Data rows:
:::::

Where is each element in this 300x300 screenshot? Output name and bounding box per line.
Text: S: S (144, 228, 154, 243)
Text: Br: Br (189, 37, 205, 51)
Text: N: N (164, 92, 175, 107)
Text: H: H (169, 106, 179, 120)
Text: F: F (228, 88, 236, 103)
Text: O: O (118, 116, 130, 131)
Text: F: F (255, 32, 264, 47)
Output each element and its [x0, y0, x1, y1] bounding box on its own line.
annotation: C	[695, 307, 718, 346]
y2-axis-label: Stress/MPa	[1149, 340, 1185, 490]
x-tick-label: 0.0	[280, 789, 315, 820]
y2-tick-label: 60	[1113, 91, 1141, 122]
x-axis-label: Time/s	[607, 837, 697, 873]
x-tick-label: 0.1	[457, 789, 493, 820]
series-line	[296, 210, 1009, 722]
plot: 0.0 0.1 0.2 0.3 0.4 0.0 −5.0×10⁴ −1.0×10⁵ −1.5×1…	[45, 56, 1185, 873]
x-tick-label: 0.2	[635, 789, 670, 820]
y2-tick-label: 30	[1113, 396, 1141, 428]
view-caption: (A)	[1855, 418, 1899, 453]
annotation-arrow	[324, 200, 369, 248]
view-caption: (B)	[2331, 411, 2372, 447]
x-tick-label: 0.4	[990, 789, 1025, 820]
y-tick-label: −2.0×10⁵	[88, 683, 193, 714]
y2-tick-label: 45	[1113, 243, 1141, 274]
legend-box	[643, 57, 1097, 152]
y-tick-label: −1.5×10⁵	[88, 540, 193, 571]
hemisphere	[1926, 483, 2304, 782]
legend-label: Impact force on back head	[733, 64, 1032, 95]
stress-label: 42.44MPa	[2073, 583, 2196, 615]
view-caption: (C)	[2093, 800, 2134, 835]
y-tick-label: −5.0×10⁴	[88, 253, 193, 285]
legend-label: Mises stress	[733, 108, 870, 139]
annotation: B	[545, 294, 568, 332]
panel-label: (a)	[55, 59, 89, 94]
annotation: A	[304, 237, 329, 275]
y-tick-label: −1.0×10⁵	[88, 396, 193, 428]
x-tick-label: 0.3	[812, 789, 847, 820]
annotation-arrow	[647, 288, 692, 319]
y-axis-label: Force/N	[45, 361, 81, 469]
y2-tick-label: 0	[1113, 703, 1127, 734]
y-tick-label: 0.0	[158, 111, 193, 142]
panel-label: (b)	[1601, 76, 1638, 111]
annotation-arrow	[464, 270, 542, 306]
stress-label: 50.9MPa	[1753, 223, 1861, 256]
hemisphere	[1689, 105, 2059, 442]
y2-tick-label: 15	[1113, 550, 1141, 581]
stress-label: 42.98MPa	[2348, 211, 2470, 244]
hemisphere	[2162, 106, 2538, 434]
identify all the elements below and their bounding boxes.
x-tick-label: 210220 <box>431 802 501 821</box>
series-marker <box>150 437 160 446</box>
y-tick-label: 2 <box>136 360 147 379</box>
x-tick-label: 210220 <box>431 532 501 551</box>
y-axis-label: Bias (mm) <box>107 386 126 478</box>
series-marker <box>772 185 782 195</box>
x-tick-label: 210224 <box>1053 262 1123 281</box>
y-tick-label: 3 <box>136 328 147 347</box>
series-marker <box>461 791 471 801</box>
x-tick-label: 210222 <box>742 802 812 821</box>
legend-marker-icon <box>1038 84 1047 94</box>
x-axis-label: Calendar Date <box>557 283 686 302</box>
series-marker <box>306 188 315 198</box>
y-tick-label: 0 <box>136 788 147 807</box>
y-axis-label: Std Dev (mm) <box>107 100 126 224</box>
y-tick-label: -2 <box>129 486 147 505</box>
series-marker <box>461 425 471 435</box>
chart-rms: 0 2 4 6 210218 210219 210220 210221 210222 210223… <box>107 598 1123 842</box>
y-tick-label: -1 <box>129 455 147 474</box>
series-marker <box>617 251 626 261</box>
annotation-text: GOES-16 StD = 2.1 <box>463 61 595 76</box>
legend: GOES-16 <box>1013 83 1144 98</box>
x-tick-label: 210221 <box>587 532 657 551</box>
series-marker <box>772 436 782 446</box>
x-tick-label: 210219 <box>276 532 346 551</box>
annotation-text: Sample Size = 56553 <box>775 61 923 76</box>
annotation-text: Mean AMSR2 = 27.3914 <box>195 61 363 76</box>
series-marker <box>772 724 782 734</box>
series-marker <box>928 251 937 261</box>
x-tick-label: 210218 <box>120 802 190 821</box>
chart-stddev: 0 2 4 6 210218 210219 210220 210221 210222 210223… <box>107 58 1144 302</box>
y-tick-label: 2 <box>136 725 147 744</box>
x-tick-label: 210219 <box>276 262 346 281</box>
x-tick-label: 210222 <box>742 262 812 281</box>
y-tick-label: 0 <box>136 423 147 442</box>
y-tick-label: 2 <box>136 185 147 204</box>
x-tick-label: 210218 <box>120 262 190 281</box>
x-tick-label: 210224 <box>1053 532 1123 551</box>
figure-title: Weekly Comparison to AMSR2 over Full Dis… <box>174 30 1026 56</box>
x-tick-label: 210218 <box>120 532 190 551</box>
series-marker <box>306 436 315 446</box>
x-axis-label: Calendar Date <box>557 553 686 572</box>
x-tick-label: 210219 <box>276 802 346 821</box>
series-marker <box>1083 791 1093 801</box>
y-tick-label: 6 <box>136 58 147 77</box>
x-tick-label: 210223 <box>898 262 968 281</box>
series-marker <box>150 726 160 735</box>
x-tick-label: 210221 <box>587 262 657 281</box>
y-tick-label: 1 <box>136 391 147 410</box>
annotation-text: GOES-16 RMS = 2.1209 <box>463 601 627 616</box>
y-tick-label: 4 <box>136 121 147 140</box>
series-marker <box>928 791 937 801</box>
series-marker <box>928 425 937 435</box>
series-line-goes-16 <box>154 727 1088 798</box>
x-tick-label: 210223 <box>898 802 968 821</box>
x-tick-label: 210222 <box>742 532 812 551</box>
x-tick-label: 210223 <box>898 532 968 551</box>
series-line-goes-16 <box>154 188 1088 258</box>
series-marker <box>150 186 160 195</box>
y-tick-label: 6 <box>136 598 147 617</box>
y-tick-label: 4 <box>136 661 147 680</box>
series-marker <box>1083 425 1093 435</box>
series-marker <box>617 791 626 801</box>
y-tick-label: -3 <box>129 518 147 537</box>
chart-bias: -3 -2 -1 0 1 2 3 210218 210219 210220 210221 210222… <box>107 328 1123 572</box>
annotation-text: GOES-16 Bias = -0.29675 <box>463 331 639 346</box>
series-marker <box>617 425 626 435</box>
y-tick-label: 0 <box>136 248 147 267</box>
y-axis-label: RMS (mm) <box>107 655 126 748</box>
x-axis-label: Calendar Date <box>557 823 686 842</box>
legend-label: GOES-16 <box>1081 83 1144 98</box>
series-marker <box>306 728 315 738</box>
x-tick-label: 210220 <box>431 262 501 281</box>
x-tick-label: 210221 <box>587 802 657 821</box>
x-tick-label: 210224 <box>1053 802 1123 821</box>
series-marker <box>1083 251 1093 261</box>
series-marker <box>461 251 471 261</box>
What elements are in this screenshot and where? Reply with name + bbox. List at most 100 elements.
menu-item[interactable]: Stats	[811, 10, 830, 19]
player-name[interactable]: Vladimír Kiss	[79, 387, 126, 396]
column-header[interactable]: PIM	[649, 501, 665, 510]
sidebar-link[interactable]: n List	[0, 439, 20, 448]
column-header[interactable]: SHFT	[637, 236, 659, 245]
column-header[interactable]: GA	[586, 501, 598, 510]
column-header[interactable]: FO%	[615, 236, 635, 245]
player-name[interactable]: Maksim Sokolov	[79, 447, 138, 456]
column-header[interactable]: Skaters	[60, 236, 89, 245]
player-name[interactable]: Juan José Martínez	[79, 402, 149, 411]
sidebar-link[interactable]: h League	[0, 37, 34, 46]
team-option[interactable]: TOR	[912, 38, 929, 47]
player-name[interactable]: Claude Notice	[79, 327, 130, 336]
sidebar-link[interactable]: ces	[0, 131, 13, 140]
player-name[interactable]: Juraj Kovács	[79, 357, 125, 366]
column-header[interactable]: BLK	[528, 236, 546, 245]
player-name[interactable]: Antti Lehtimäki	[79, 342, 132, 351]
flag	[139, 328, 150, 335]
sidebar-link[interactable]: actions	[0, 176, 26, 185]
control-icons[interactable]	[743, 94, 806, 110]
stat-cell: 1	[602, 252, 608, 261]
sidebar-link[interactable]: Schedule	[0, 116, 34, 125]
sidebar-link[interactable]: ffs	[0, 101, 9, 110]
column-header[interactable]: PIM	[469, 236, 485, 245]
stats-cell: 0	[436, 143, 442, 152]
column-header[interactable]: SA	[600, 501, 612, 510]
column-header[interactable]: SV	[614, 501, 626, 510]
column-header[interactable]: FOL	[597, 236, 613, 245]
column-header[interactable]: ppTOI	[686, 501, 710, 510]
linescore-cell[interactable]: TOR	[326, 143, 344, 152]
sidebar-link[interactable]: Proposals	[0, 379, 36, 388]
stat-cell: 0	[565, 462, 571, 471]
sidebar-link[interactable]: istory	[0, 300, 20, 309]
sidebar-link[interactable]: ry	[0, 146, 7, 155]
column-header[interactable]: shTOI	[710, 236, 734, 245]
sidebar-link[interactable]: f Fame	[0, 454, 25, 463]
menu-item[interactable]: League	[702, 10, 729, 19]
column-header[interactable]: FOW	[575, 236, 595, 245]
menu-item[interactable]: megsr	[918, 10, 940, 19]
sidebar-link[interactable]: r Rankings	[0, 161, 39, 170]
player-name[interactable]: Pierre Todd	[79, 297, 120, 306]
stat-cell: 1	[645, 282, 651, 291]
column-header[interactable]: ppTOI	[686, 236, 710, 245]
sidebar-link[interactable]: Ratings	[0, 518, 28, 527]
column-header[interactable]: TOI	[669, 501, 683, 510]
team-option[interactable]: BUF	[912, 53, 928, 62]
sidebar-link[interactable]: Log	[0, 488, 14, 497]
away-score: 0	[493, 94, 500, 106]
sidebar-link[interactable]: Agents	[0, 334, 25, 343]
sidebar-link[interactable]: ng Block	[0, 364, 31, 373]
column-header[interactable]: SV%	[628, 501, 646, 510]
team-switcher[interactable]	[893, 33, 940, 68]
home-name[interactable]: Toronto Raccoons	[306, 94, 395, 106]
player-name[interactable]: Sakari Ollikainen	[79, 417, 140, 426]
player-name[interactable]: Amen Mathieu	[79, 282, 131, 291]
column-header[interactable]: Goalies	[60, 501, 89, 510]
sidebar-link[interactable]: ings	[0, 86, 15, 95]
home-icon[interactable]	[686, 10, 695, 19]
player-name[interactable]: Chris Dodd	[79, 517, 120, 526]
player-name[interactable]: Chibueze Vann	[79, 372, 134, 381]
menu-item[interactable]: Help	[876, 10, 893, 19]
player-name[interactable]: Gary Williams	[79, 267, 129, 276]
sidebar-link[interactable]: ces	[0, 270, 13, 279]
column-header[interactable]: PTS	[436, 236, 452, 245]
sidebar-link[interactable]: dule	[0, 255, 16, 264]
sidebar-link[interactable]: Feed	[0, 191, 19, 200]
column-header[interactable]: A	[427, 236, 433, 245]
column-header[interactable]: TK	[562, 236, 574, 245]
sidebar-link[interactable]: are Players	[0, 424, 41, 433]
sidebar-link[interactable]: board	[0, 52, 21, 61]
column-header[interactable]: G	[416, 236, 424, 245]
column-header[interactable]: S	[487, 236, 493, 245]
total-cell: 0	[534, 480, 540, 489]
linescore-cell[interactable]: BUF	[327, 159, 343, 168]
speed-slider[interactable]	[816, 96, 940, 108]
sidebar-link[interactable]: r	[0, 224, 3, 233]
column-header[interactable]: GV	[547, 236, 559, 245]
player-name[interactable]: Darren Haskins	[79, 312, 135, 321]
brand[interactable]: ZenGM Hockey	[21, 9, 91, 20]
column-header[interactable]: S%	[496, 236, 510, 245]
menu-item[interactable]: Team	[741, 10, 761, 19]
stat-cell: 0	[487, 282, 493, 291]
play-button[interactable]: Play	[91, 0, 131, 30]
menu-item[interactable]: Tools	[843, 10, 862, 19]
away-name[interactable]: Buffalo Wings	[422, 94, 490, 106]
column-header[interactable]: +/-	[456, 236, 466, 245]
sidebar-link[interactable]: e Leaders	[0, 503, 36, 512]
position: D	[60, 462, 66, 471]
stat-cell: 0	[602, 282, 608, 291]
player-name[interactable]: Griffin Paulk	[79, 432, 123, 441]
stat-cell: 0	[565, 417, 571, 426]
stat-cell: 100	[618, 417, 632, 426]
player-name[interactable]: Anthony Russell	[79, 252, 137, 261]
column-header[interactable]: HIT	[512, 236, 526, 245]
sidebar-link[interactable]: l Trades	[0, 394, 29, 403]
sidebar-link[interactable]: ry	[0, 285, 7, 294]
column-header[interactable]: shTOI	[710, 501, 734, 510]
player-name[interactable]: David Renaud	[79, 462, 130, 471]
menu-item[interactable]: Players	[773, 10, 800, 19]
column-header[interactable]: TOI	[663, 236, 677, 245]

:::::

Stated task: Reproduce the stretch from the start of the records through the line containing "340, 1185, 490]", swapping "Output" for "List" and leaving everything else unchanged.

Worked solution:
Where is each element in this 300x300 screenshot? List name and bounding box per line.
Text: S: S (144, 228, 154, 243)
Text: Br: Br (189, 37, 205, 51)
Text: N: N (164, 92, 175, 107)
Text: H: H (169, 106, 179, 120)
Text: F: F (228, 88, 236, 103)
Text: O: O (118, 116, 130, 131)
Text: F: F (255, 32, 264, 47)
List each element and its [x0, y0, x1, y1] bounding box on its own line.
annotation: C	[695, 307, 718, 346]
y2-axis-label: Stress/MPa	[1149, 340, 1185, 490]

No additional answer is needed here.